- [REQUIREMENT] Can you print, word for word, the part of the Python slowdown thread starting at "On Wed, 1 Mar" and ending at "optimizations. Regards Antoine."?

-------- TEXT PASSAGE --------

After much testing I found what is causing the regression in 16.04 and later. There are several distinct causes which are attributed to the choices made in debian/rules and the changes in GCC. Cause #1: the decision to compile `Modules/_math.c` with `-fPIC` *and* link it statically into the python executable [1]. This causes the majority of the slowdown. This may be a bug in GCC or simply a constraint, I didn't find anything specific on this topic, although there are a lot of old bug reports regarding the interaction of -fPIC with -flto. Cause #2: the enablement of `fpectl` [2], specifically the passage of `--with-fpectl` to `configure`. fpectl is disabled in python.org builds by default and its use is discouraged. Yet, Debian builds enable it unconditionally, and it seems to cause a significant performance degradation. It's much less noticeable on 14.04 with GCC 4.8.0, but on more recent releases the performance difference seems to be larger. Plausible Cause #3: stronger stack smashing protection in 16.04, which uses --fstack-protector-strong, whereas 14.04 and earlier used --fstack-protector (with lesser performance overhead). Also, debian/rules limits the scope of PGO's PROFILE_TASK to 377 test suites vs upstream's 397, which affects performance somewhat negatively, but this is not definitive. What are the reasons behind the trimming of the tests used for PGO? Without fpectl, and without -fPIC on _math.c, 2.7.12 built on 16.04 is slower than stock 2.7.6 on 14.04 by about 0.9% in my pyperformance runs [3]. This is in contrast to a whopping 7.95% slowdown when comparing stock versions. Finally, a vanilla Python 2.7.12 build using GCC 5.4.0, default CFLAGS, default PROFILE_TASK and default Modules/Setup.local consistently runs faster in benchmarks than 2.7.6 (by about 0.7%), but I was not able to pinpoint the exact reason for this difference. Note: the percentages above are the relative change in the geometric mean of pyperformance benchmark results. [1] https://git.launchpad.net/~usd-import-team/ubuntu/+source/python2.7/tree/deb... [2] https://git.launchpad.net/~usd-import-team/ubuntu/+source/python2.7/tree/deb... [3] https://docs.google.com/spreadsheets/d/1L3_gxe-AOYJsXFwGZgFko8jaChB0dFPjK5oM... Elvis On Fri, Mar 3, 2017 at 10:27 AM, Louis Bouchard < louis.bouchard@canonical.com> wrote:

On Wed, 1 Mar 2017 12:28:24 -0500 Barry Warsaw <barry@python.org> wrote:
I may be misunderstanding the document, but this lacks at least a comparison of the *same* interpreter version with different compiler versions. As for the high level: what if the training set used for PGO in Xenial has become skewed or inadequate? Just a thought, as it would imply that PGO+LTO uses wrong information for code placement and other optimizations. Regards Antoine.

-------- STORED ROWS --------

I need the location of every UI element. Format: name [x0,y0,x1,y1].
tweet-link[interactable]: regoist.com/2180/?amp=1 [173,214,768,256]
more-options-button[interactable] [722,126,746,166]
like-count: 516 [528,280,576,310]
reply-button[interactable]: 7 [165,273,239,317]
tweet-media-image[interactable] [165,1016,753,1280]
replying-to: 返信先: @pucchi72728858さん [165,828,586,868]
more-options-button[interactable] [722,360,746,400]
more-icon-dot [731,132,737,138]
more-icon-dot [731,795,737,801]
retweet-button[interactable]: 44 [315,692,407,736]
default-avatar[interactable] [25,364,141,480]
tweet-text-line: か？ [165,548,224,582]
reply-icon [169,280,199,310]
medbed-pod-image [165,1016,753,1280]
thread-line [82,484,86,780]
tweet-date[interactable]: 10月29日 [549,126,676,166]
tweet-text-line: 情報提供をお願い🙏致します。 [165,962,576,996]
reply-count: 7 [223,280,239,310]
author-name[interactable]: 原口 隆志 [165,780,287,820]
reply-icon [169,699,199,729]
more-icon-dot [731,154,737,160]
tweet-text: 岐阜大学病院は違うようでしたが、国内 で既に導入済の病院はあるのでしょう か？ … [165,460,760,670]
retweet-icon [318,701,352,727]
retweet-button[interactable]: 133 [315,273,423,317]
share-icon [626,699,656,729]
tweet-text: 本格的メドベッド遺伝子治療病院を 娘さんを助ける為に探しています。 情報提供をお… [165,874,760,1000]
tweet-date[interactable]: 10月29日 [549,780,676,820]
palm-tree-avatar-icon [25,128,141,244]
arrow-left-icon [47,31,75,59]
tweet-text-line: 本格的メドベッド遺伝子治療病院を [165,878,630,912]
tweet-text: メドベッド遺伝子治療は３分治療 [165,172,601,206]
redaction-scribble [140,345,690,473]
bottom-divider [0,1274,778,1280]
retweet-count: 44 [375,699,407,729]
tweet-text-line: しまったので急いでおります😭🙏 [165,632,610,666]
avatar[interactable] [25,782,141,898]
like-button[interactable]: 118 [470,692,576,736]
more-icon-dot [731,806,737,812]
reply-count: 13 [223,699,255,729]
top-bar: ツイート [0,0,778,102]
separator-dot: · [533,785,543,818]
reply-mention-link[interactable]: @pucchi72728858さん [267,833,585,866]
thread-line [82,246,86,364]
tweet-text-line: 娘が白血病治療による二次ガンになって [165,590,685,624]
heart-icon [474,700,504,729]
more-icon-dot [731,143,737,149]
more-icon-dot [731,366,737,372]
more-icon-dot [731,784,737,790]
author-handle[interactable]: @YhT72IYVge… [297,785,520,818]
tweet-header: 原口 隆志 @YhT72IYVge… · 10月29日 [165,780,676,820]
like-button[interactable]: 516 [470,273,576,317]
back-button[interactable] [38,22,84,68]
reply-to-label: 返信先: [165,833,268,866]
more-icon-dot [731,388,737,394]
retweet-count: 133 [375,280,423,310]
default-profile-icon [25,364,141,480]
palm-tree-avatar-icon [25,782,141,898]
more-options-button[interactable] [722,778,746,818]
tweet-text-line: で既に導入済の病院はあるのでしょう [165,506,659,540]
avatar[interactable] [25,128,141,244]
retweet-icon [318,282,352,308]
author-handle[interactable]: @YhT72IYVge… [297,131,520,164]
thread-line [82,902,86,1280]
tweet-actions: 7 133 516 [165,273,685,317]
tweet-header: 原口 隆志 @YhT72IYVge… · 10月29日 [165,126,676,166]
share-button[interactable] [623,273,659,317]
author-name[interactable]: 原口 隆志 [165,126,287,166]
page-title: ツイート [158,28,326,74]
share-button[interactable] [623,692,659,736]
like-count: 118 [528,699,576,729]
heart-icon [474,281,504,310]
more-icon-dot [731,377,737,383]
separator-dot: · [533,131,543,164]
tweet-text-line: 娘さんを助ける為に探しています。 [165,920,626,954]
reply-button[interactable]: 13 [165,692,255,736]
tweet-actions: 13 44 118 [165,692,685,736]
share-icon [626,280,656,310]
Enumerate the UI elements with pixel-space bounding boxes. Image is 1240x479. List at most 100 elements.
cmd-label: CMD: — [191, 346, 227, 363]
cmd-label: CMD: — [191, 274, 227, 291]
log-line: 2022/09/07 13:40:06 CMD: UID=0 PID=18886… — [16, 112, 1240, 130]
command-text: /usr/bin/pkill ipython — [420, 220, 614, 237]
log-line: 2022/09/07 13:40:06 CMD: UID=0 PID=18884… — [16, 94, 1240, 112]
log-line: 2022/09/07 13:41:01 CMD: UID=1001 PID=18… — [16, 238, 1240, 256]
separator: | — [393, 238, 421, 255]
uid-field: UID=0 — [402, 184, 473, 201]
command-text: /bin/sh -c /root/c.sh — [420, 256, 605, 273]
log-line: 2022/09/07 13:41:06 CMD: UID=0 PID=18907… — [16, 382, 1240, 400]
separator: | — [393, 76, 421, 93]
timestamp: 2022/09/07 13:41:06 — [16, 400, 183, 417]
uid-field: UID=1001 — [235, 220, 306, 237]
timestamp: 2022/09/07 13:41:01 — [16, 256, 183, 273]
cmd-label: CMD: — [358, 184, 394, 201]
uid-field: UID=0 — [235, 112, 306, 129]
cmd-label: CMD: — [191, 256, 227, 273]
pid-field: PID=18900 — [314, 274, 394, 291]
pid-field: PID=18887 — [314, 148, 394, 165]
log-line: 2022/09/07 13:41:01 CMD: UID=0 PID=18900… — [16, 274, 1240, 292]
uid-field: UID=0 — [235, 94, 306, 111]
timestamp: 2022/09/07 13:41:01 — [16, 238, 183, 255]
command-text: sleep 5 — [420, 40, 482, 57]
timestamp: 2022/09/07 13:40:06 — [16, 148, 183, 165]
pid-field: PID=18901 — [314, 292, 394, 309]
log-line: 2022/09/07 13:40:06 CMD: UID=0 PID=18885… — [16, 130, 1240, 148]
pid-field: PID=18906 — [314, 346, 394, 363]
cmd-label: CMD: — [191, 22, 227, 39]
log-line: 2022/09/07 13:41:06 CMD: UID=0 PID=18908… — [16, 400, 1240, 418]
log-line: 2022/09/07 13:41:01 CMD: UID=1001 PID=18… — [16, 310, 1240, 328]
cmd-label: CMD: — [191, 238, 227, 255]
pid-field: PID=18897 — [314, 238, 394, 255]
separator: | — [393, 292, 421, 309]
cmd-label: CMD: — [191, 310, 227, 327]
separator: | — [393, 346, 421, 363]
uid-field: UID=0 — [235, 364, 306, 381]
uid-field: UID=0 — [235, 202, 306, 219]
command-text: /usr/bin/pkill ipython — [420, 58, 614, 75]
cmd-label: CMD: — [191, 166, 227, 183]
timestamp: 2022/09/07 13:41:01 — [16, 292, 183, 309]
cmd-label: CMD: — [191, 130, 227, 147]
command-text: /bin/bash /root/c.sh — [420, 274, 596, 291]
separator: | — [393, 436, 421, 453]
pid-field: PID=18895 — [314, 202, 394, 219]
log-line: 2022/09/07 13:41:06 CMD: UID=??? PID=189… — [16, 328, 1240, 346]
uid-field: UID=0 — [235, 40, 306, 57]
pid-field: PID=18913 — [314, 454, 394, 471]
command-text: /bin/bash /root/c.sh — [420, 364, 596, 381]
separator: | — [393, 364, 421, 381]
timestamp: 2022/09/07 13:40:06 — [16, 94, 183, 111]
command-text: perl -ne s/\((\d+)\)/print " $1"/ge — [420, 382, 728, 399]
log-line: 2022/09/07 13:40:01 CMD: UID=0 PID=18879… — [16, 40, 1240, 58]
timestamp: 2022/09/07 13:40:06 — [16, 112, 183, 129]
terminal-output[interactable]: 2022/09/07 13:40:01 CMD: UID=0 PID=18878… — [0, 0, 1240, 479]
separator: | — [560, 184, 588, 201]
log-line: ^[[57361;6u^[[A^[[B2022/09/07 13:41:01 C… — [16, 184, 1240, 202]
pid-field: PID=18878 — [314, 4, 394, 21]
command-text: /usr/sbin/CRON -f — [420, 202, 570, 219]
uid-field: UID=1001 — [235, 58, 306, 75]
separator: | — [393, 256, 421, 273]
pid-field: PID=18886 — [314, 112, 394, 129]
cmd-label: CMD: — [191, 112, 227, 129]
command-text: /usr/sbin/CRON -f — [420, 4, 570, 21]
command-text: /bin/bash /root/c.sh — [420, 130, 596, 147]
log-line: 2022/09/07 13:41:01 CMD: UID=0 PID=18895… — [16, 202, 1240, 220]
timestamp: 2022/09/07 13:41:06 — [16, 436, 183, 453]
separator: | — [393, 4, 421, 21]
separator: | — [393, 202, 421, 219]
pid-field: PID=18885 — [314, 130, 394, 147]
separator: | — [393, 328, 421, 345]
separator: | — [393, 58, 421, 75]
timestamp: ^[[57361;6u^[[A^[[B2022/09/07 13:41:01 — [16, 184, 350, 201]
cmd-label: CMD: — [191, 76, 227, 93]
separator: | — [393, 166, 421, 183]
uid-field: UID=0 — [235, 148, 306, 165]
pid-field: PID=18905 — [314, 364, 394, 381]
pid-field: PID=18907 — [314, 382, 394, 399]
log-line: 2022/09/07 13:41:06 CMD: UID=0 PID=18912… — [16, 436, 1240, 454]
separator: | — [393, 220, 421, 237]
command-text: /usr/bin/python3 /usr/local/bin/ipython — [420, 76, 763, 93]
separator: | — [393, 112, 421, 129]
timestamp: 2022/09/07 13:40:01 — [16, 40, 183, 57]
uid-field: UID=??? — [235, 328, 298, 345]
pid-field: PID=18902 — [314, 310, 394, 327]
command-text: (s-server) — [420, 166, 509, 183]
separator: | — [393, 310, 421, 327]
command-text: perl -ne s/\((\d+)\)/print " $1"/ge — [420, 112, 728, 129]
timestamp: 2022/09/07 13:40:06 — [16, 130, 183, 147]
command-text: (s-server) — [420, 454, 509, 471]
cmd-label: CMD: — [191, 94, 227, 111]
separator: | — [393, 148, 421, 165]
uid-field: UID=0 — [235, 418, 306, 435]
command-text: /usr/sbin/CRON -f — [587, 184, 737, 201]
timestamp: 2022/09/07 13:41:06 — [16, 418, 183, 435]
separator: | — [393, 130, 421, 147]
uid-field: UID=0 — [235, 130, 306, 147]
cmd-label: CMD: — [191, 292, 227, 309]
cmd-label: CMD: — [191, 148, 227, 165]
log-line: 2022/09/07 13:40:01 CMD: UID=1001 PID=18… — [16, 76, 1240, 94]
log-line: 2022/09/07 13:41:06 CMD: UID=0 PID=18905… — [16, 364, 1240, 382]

--------

- [EXERCISE OUTPUT]
On Wed, 1 Mar 2017 12:28:24 -0500 Barry Warsaw <barry@python.org> wrote:
I may be misunderstanding the document, but this lacks at least a comparison of the *same* interpreter version with different compiler versions. As for the high level: what if the training set used for PGO in Xenial has become skewed or inadequate? Just a thought, as it would imply that PGO+LTO uses wrong information for code placement and other optimizations. Regards Antoine.